The records:
------------------------------------------------------------
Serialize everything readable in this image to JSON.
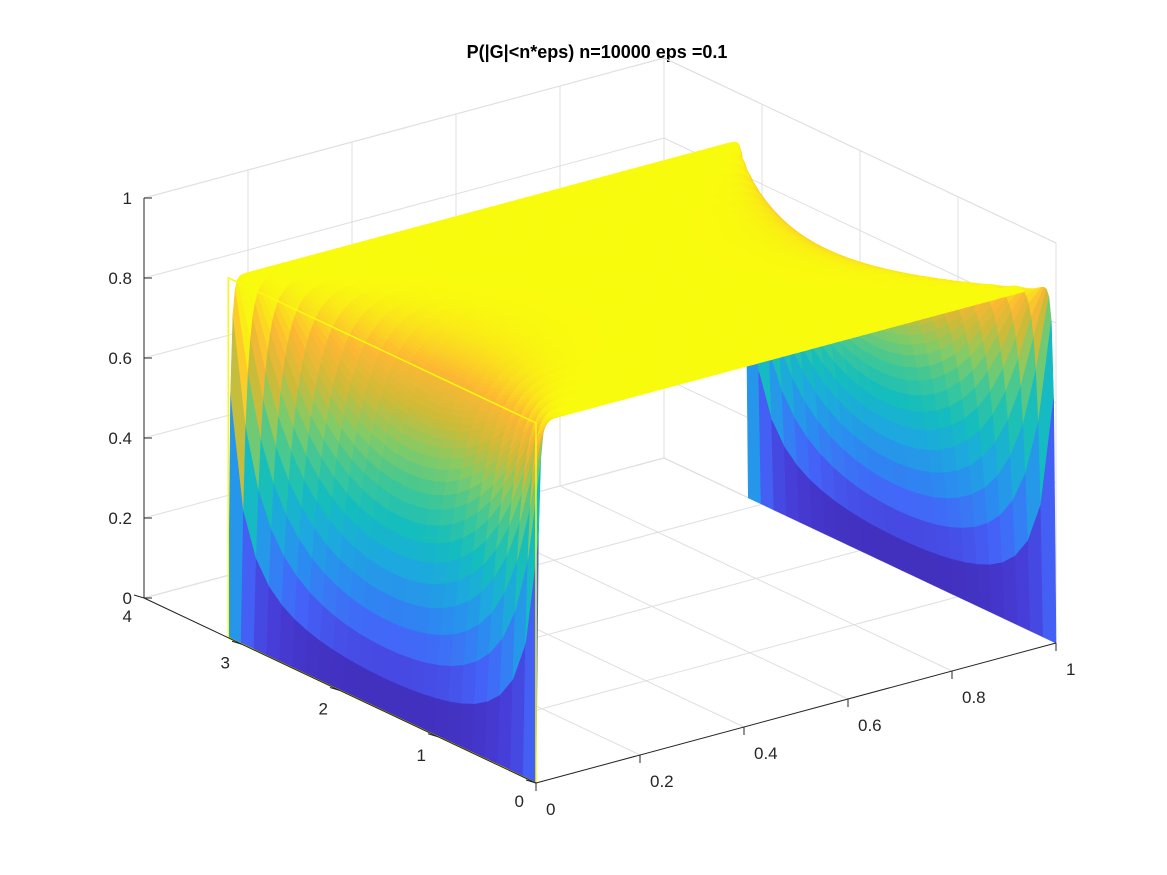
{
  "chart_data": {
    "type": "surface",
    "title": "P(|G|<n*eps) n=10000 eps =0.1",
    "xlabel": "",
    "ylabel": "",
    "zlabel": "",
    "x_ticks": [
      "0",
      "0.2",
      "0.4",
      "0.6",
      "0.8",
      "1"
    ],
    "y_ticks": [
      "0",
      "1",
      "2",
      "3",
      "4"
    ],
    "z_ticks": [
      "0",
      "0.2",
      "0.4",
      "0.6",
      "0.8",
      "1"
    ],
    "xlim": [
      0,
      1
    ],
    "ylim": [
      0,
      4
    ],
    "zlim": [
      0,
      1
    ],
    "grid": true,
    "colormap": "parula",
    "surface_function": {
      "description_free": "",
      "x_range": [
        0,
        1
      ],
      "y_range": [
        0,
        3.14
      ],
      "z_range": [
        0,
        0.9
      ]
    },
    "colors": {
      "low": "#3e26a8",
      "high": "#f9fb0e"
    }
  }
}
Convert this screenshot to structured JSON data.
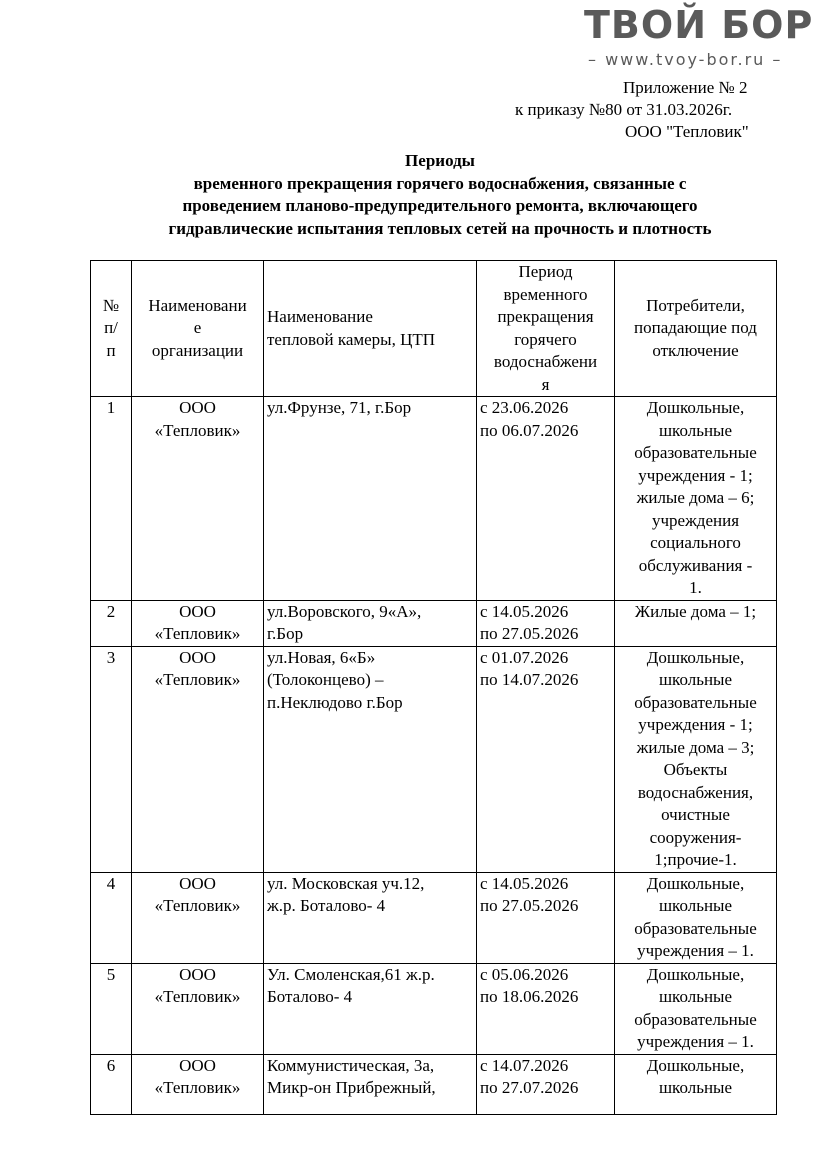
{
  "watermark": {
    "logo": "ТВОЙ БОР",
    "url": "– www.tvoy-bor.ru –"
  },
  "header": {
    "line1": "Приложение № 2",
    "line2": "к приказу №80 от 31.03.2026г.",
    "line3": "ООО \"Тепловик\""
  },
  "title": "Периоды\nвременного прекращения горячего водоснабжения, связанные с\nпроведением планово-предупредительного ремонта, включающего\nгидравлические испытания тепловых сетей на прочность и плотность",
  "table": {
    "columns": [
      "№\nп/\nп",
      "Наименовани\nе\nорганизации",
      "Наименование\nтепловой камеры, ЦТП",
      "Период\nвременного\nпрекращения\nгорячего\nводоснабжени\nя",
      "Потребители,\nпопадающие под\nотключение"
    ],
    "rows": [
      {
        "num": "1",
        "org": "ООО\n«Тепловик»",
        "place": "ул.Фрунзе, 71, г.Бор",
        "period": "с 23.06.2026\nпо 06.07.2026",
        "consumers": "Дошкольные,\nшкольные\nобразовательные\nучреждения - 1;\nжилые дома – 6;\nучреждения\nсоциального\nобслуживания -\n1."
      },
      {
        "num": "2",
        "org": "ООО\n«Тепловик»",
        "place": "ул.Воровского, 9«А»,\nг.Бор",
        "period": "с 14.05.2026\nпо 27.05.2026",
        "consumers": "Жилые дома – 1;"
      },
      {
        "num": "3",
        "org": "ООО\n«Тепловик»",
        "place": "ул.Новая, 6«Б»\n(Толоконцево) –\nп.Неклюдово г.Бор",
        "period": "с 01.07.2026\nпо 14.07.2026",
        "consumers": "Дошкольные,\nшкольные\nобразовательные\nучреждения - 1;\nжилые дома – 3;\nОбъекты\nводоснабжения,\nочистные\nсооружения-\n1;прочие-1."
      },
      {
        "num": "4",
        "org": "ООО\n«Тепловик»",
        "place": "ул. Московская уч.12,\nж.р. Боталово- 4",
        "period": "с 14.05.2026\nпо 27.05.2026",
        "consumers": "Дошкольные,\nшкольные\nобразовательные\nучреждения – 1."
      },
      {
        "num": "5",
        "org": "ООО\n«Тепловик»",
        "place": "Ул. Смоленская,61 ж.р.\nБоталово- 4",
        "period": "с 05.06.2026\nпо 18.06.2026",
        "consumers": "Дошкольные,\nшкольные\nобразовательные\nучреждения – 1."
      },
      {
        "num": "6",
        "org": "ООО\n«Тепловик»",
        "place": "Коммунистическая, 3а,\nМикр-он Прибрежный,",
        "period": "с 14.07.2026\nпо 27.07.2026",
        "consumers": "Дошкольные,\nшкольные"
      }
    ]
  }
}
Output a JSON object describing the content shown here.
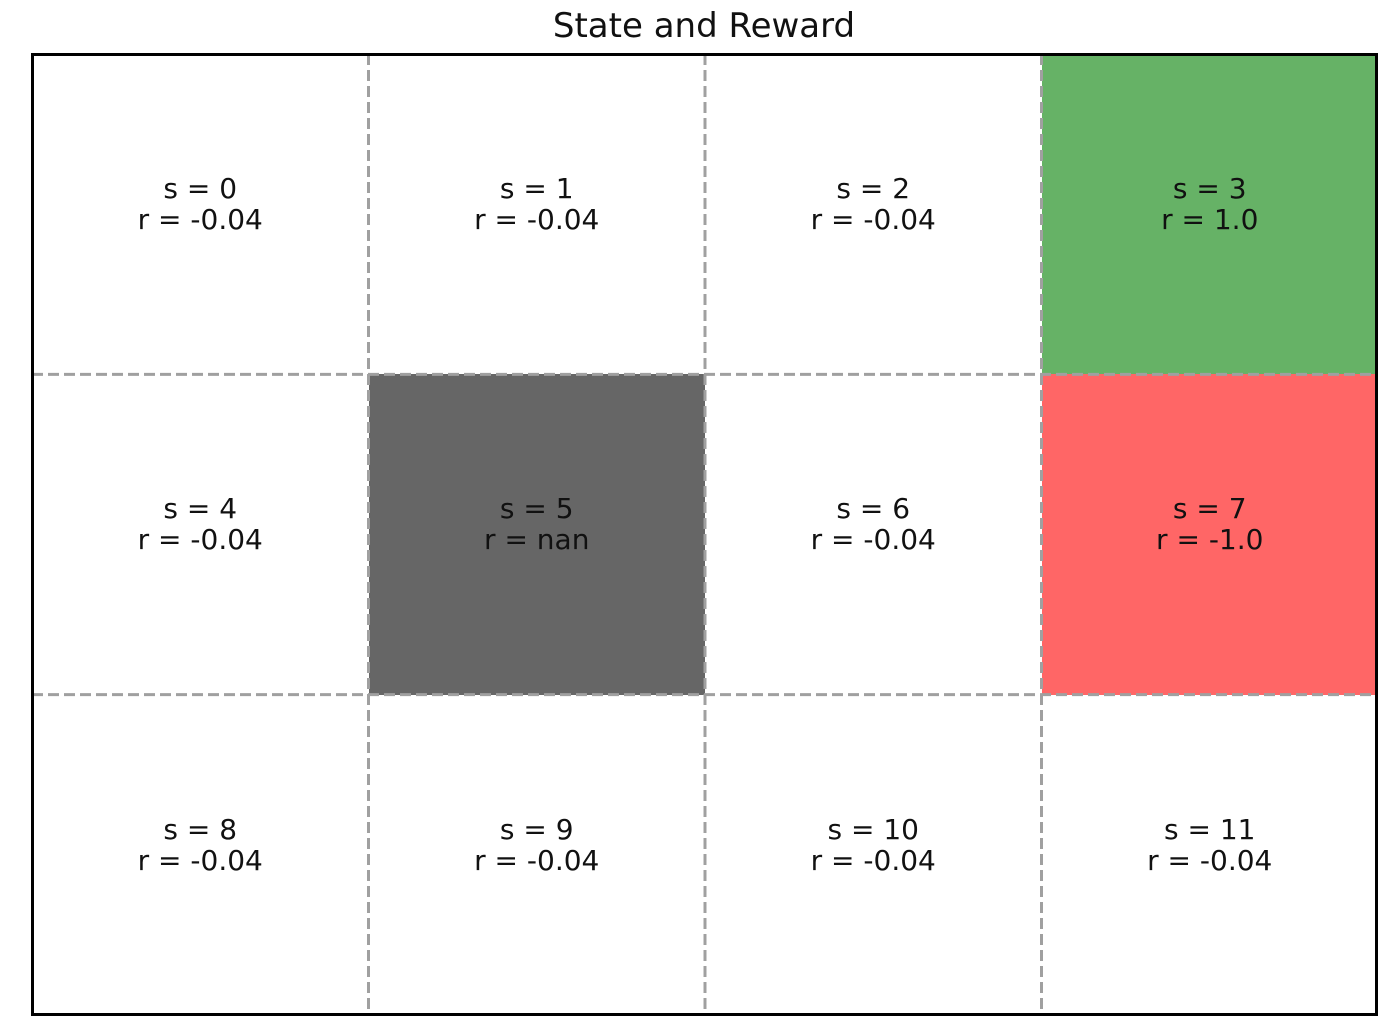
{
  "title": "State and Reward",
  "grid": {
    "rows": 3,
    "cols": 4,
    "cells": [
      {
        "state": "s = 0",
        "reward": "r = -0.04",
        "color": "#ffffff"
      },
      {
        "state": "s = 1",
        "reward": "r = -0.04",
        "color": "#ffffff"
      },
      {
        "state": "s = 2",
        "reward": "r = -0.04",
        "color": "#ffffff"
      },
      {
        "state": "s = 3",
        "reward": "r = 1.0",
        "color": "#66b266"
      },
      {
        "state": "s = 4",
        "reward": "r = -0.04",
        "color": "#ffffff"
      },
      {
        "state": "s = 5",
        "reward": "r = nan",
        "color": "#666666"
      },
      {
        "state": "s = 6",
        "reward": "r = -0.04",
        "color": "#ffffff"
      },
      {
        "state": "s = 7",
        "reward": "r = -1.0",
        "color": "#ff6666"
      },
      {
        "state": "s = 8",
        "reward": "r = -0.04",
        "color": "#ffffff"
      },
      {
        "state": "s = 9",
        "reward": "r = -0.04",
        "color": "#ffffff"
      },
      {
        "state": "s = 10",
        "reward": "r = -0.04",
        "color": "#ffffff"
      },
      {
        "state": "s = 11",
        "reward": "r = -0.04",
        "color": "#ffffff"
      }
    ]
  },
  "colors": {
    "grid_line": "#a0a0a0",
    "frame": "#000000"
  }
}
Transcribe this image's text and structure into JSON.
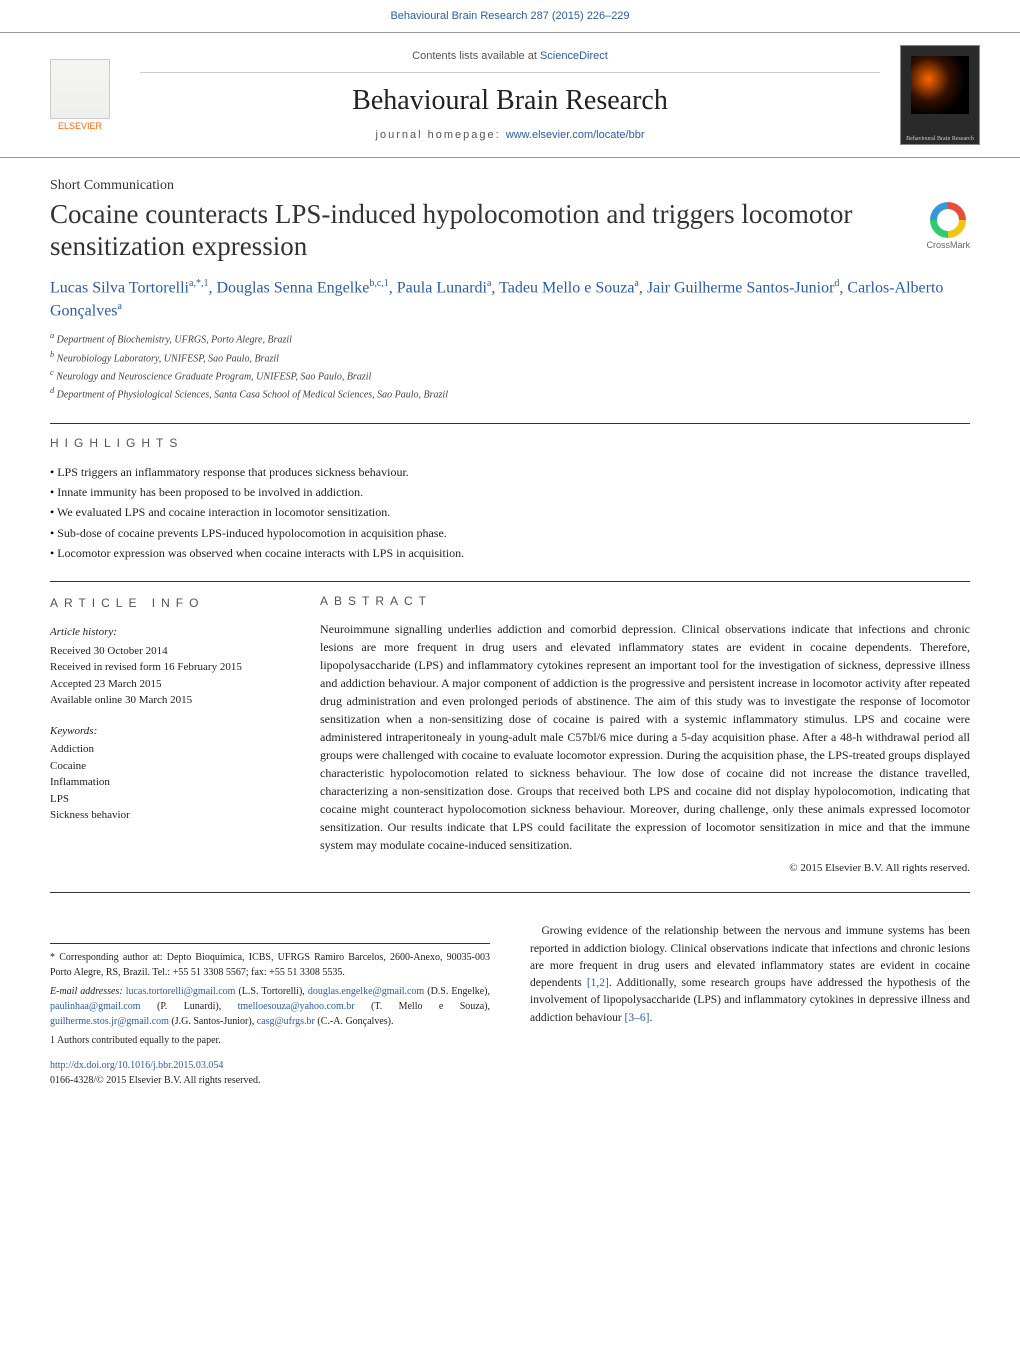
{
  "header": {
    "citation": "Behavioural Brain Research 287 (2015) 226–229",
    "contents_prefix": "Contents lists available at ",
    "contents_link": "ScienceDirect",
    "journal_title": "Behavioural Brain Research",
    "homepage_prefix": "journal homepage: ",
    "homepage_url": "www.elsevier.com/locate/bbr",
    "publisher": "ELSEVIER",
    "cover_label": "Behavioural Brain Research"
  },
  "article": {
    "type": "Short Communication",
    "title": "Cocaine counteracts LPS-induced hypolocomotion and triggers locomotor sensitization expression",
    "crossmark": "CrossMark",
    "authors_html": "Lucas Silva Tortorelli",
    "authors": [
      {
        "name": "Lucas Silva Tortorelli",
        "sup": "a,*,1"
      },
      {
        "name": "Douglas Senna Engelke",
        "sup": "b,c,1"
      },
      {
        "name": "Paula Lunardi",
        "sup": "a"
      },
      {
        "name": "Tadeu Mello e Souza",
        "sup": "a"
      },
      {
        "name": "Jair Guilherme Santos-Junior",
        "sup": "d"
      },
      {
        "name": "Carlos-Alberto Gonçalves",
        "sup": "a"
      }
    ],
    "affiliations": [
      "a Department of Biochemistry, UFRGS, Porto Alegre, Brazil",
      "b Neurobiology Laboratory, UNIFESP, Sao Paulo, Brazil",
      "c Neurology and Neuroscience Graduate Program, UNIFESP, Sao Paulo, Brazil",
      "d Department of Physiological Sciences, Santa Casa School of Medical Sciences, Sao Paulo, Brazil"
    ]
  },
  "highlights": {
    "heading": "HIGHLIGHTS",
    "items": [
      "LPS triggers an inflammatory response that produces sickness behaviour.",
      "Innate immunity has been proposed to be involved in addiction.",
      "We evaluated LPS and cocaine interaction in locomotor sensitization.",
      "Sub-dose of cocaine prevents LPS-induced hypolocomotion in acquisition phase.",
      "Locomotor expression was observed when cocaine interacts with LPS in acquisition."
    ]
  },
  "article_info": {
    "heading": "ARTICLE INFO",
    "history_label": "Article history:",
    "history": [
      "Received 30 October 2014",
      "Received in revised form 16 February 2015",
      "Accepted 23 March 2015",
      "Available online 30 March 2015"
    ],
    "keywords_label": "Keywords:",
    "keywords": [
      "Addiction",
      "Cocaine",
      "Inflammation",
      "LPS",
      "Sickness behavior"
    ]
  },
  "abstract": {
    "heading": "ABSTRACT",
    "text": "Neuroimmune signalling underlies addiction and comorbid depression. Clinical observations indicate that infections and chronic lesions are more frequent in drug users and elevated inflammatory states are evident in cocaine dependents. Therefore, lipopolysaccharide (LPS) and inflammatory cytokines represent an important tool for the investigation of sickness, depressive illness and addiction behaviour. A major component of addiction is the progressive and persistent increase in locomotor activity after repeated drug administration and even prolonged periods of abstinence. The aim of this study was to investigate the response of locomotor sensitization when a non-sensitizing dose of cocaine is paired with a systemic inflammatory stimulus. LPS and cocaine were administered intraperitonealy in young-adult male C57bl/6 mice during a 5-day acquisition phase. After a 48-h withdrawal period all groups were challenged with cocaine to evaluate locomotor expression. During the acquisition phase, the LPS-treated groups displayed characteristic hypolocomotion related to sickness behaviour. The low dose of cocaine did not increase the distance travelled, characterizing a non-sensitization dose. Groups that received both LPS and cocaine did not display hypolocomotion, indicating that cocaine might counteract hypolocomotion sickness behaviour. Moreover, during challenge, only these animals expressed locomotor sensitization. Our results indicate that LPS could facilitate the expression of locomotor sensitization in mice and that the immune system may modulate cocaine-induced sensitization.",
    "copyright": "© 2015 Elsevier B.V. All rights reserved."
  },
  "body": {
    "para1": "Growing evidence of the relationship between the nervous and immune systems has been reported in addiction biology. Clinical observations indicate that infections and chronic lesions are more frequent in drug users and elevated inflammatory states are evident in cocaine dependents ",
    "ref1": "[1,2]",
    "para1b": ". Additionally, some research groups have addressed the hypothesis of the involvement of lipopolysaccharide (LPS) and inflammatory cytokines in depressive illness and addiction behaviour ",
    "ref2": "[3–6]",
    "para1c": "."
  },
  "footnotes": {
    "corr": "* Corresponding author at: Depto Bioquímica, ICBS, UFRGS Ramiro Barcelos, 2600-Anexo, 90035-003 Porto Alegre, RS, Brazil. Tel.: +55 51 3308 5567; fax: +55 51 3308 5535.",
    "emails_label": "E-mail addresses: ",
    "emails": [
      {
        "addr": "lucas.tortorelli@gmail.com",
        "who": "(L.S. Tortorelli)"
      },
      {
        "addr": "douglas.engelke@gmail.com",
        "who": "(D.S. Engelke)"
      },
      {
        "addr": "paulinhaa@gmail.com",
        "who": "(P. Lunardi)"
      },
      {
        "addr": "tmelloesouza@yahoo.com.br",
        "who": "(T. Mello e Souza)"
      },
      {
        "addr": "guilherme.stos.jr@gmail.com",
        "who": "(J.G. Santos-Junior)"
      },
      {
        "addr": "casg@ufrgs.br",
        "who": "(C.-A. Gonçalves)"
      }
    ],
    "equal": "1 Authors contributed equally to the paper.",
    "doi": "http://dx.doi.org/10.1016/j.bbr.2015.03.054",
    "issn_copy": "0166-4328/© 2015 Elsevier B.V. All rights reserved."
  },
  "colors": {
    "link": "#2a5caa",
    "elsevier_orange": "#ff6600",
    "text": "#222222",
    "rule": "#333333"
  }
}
------------------------------------------------------------
Task: State, as a number only, how many lines in the entries include "Brazil".

Finished answer: 5